*Goal of the exercise:* Wherever the string "Nein" appears in a line, extract that line.

*Given information:*
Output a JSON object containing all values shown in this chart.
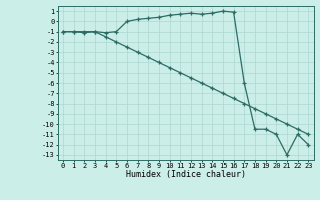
{
  "xlabel": "Humidex (Indice chaleur)",
  "ylabel": "",
  "background_color": "#cceee8",
  "line_color": "#2d6b65",
  "grid_color": "#aad8d0",
  "xlim": [
    -0.5,
    23.5
  ],
  "ylim": [
    -13.5,
    1.5
  ],
  "xticks": [
    0,
    1,
    2,
    3,
    4,
    5,
    6,
    7,
    8,
    9,
    10,
    11,
    12,
    13,
    14,
    15,
    16,
    17,
    18,
    19,
    20,
    21,
    22,
    23
  ],
  "yticks": [
    1,
    0,
    -1,
    -2,
    -3,
    -4,
    -5,
    -6,
    -7,
    -8,
    -9,
    -10,
    -11,
    -12,
    -13
  ],
  "line1_x": [
    0,
    1,
    2,
    3,
    4,
    5,
    6,
    7,
    8,
    9,
    10,
    11,
    12,
    13,
    14,
    15,
    16,
    17,
    18,
    19,
    20,
    21,
    22,
    23
  ],
  "line1_y": [
    -1,
    -1,
    -1.1,
    -1,
    -1.1,
    -1,
    0,
    0.2,
    0.3,
    0.4,
    0.6,
    0.7,
    0.8,
    0.7,
    0.8,
    1.0,
    0.9,
    -6,
    -10.5,
    -10.5,
    -11,
    -13,
    -11,
    -12
  ],
  "line2_x": [
    0,
    1,
    2,
    3,
    4,
    5,
    6,
    7,
    8,
    9,
    10,
    11,
    12,
    13,
    14,
    15,
    16,
    17,
    18,
    19,
    20,
    21,
    22,
    23
  ],
  "line2_y": [
    -1,
    -1,
    -1,
    -1,
    -1.5,
    -2,
    -2.5,
    -3,
    -3.5,
    -4,
    -4.5,
    -5,
    -5.5,
    -6,
    -6.5,
    -7,
    -7.5,
    -8,
    -8.5,
    -9,
    -9.5,
    -10,
    -10.5,
    -11
  ],
  "tick_fontsize": 5.0,
  "xlabel_fontsize": 6.0
}
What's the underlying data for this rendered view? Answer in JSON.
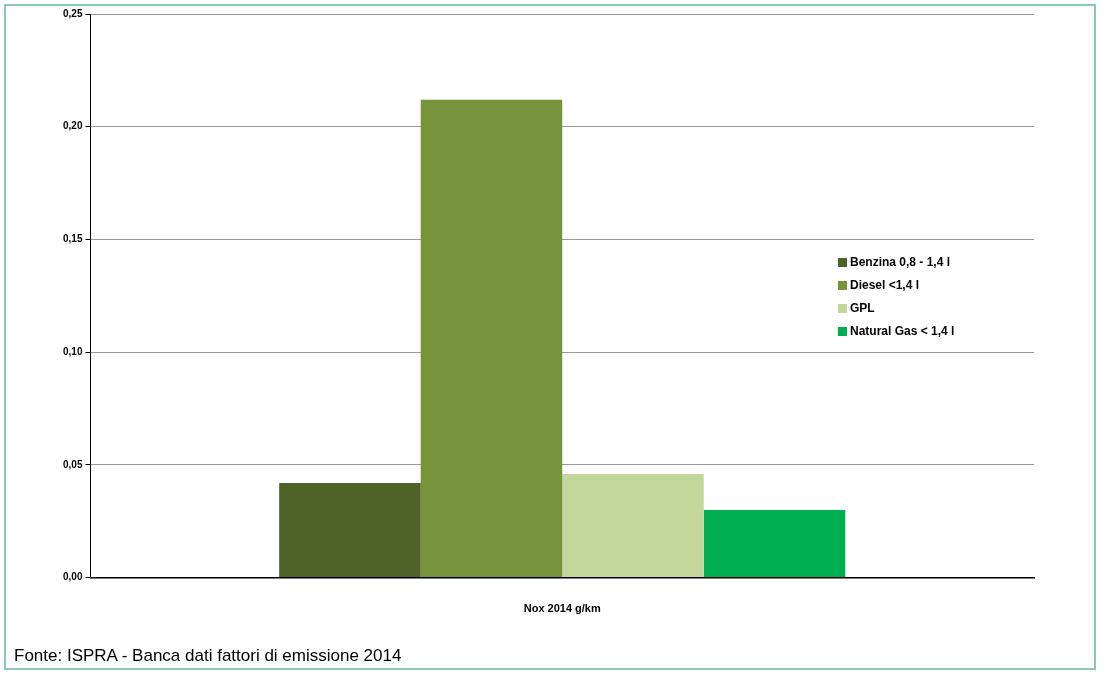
{
  "chart_data": {
    "type": "bar",
    "xlabel": "Nox 2014 g/km",
    "categories": [
      null
    ],
    "series": [
      {
        "name": "Benzina 0,8 - 1,4 l",
        "color": "#4f6228",
        "values": [
          0.042
        ]
      },
      {
        "name": "Diesel <1,4 l",
        "color": "#77933c",
        "values": [
          0.212
        ]
      },
      {
        "name": "GPL",
        "color": "#c3d69b",
        "values": [
          0.046
        ]
      },
      {
        "name": "Natural Gas < 1,4 l",
        "color": "#00b050",
        "values": [
          0.03
        ]
      }
    ],
    "ylim": [
      0,
      0.25
    ],
    "yticks": [
      {
        "value": 0,
        "label": "0,00"
      },
      {
        "value": 0.05,
        "label": "0,05"
      },
      {
        "value": 0.1,
        "label": "0,10"
      },
      {
        "value": 0.15,
        "label": "0,15"
      },
      {
        "value": 0.2,
        "label": "0,20"
      },
      {
        "value": 0.25,
        "label": "0,25"
      }
    ],
    "grid": "y",
    "legend": "right",
    "annotations": [
      "Fonte: ISPRA - Banca dati fattori di emissione 2014"
    ]
  }
}
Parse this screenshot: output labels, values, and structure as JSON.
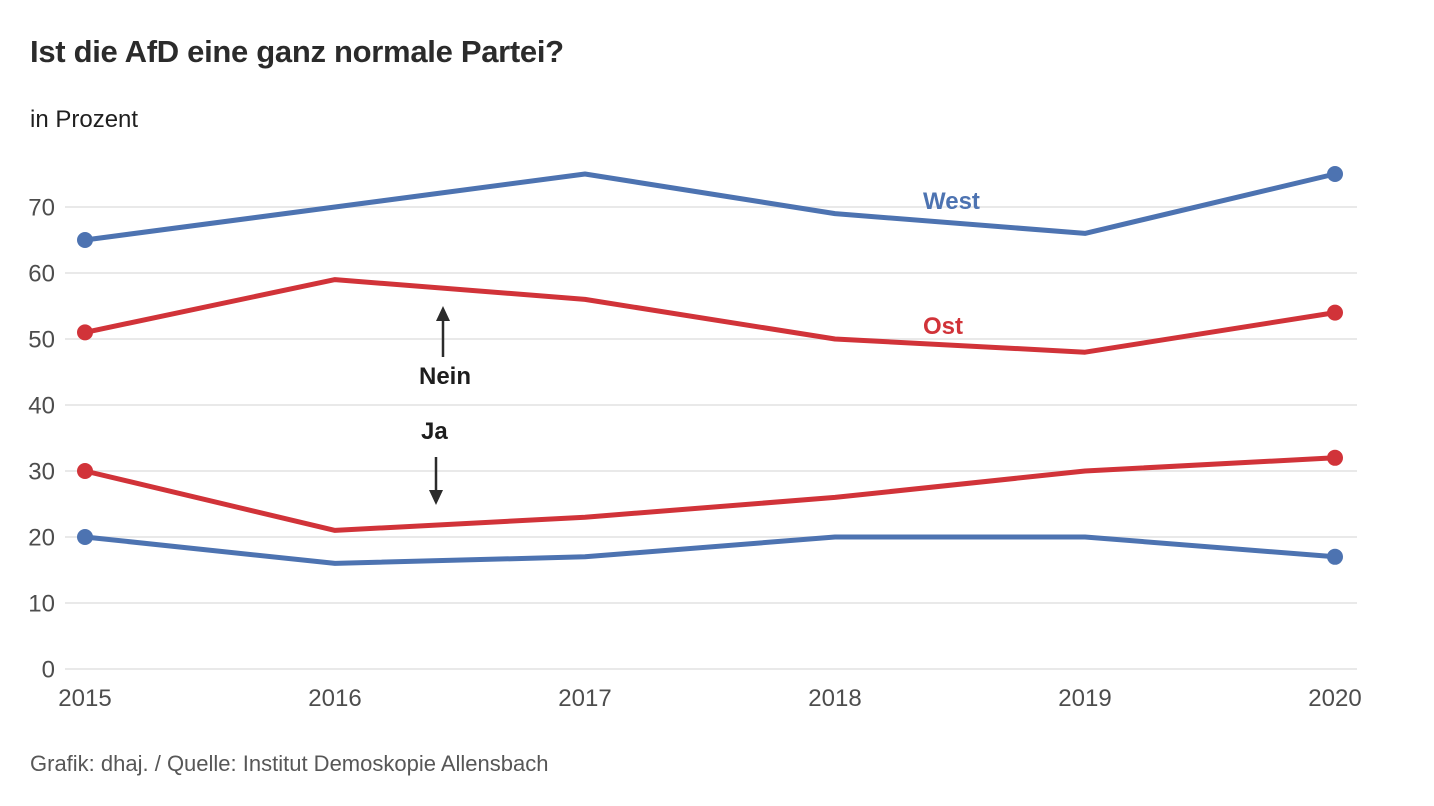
{
  "header": {
    "title": "Ist die AfD eine ganz normale Partei?",
    "subtitle": "in Prozent"
  },
  "footer": {
    "credit": "Grafik: dhaj. / Quelle: Institut Demoskopie Allensbach"
  },
  "colors": {
    "west": "#4d73b1",
    "ost": "#d13339",
    "grid": "#e9e9e9",
    "tick_text": "#4d4d4d",
    "annotation": "#2b2b2b"
  },
  "chart_data": {
    "type": "line",
    "title": "Ist die AfD eine ganz normale Partei?",
    "ylabel": "in Prozent",
    "xlabel": "",
    "x": [
      2015,
      2016,
      2017,
      2018,
      2019,
      2020
    ],
    "yticks": [
      0,
      10,
      20,
      30,
      40,
      50,
      60,
      70
    ],
    "ylim": [
      0,
      78
    ],
    "grid": "horizontal",
    "legend_position": "inline-right",
    "series": [
      {
        "name": "West (Nein)",
        "group": "West",
        "answer": "Nein",
        "color_key": "west",
        "values": [
          65,
          70,
          75,
          69,
          66,
          75
        ]
      },
      {
        "name": "Ost (Nein)",
        "group": "Ost",
        "answer": "Nein",
        "color_key": "ost",
        "values": [
          51,
          59,
          56,
          50,
          48,
          54
        ]
      },
      {
        "name": "Ost (Ja)",
        "group": "Ost",
        "answer": "Ja",
        "color_key": "ost",
        "values": [
          30,
          21,
          23,
          26,
          30,
          32
        ]
      },
      {
        "name": "West (Ja)",
        "group": "West",
        "answer": "Ja",
        "color_key": "west",
        "values": [
          20,
          16,
          17,
          20,
          20,
          17
        ]
      }
    ],
    "series_labels": {
      "west": "West",
      "ost": "Ost"
    },
    "annotations": [
      {
        "text": "Nein",
        "arrow": "up"
      },
      {
        "text": "Ja",
        "arrow": "down"
      }
    ]
  }
}
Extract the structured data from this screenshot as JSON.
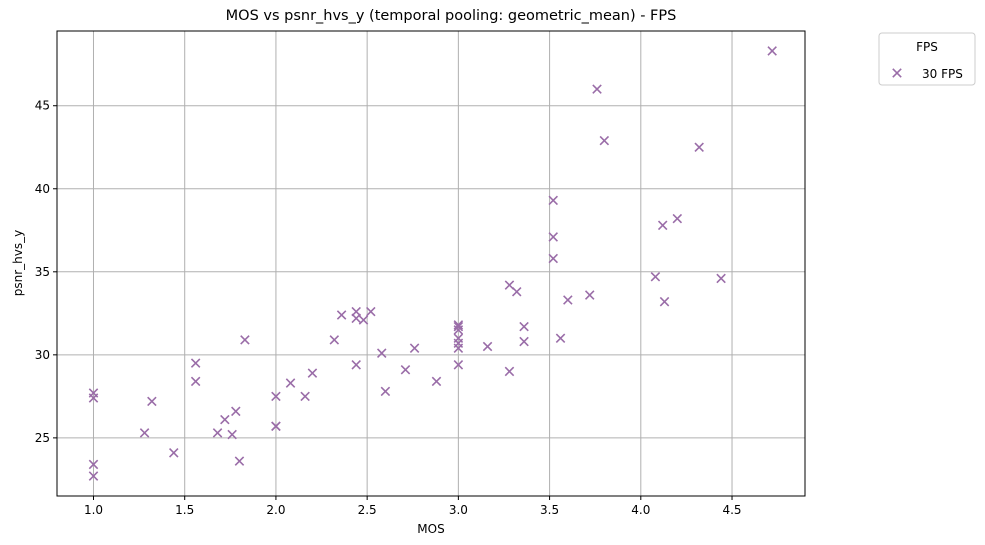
{
  "chart_data": {
    "type": "scatter",
    "title": "MOS vs psnr_hvs_y (temporal pooling: geometric_mean) - FPS",
    "xlabel": "MOS",
    "ylabel": "psnr_hvs_y",
    "xlim": [
      0.8,
      4.9
    ],
    "ylim": [
      21.5,
      49.5
    ],
    "xticks": [
      1.0,
      1.5,
      2.0,
      2.5,
      3.0,
      3.5,
      4.0,
      4.5
    ],
    "yticks": [
      25,
      30,
      35,
      40,
      45
    ],
    "grid": true,
    "legend": {
      "title": "FPS",
      "placement": "outside-top-right"
    },
    "series": [
      {
        "name": "30 FPS",
        "marker": "x",
        "color": "#9a6da8",
        "points": [
          [
            1.0,
            27.7
          ],
          [
            1.0,
            27.4
          ],
          [
            1.0,
            23.4
          ],
          [
            1.0,
            22.7
          ],
          [
            1.28,
            25.3
          ],
          [
            1.32,
            27.2
          ],
          [
            1.44,
            24.1
          ],
          [
            1.56,
            29.5
          ],
          [
            1.56,
            28.4
          ],
          [
            1.68,
            25.3
          ],
          [
            1.72,
            26.1
          ],
          [
            1.76,
            25.2
          ],
          [
            1.78,
            26.6
          ],
          [
            1.8,
            23.6
          ],
          [
            1.83,
            30.9
          ],
          [
            2.0,
            27.5
          ],
          [
            2.0,
            25.7
          ],
          [
            2.0,
            25.7
          ],
          [
            2.08,
            28.3
          ],
          [
            2.16,
            27.5
          ],
          [
            2.2,
            28.9
          ],
          [
            2.32,
            30.9
          ],
          [
            2.36,
            32.4
          ],
          [
            2.44,
            32.6
          ],
          [
            2.44,
            32.2
          ],
          [
            2.44,
            29.4
          ],
          [
            2.48,
            32.1
          ],
          [
            2.52,
            32.6
          ],
          [
            2.58,
            30.1
          ],
          [
            2.6,
            27.8
          ],
          [
            2.71,
            29.1
          ],
          [
            2.76,
            30.4
          ],
          [
            2.88,
            28.4
          ],
          [
            3.0,
            31.8
          ],
          [
            3.0,
            31.7
          ],
          [
            3.0,
            31.5
          ],
          [
            3.0,
            31.0
          ],
          [
            3.0,
            30.7
          ],
          [
            3.0,
            30.4
          ],
          [
            3.0,
            29.4
          ],
          [
            3.16,
            30.5
          ],
          [
            3.28,
            34.2
          ],
          [
            3.28,
            29.0
          ],
          [
            3.32,
            33.8
          ],
          [
            3.36,
            31.7
          ],
          [
            3.36,
            30.8
          ],
          [
            3.52,
            39.3
          ],
          [
            3.52,
            37.1
          ],
          [
            3.52,
            35.8
          ],
          [
            3.56,
            31.0
          ],
          [
            3.6,
            33.3
          ],
          [
            3.72,
            33.6
          ],
          [
            3.76,
            46.0
          ],
          [
            3.8,
            42.9
          ],
          [
            4.08,
            34.7
          ],
          [
            4.12,
            37.8
          ],
          [
            4.13,
            33.2
          ],
          [
            4.2,
            38.2
          ],
          [
            4.32,
            42.5
          ],
          [
            4.44,
            34.6
          ],
          [
            4.72,
            48.3
          ]
        ]
      }
    ]
  }
}
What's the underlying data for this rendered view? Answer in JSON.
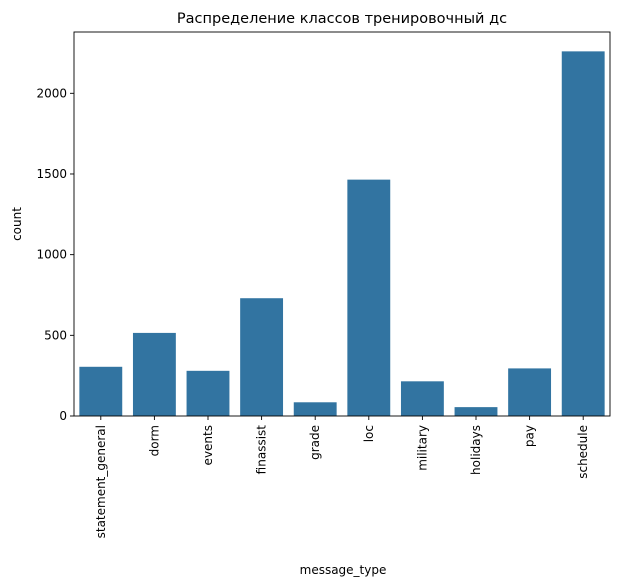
{
  "chart_data": {
    "type": "bar",
    "title": "Распределение классов тренировочный дс",
    "xlabel": "message_type",
    "ylabel": "count",
    "categories": [
      "statement_general",
      "dorm",
      "events",
      "finassist",
      "grade",
      "loc",
      "military",
      "holidays",
      "pay",
      "schedule"
    ],
    "values": [
      305,
      515,
      280,
      730,
      85,
      1465,
      215,
      55,
      295,
      2260
    ],
    "yticks": [
      0,
      500,
      1000,
      1500,
      2000
    ],
    "ylim": [
      0,
      2380
    ],
    "grid": false,
    "bar_color": "#3274a1"
  }
}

*Response below:*
        "name": "West (Nein)",
        "answer": "Nein",
        "name": "Ost (Nein)",
        "answer": "Nein",
        "text": "Nein",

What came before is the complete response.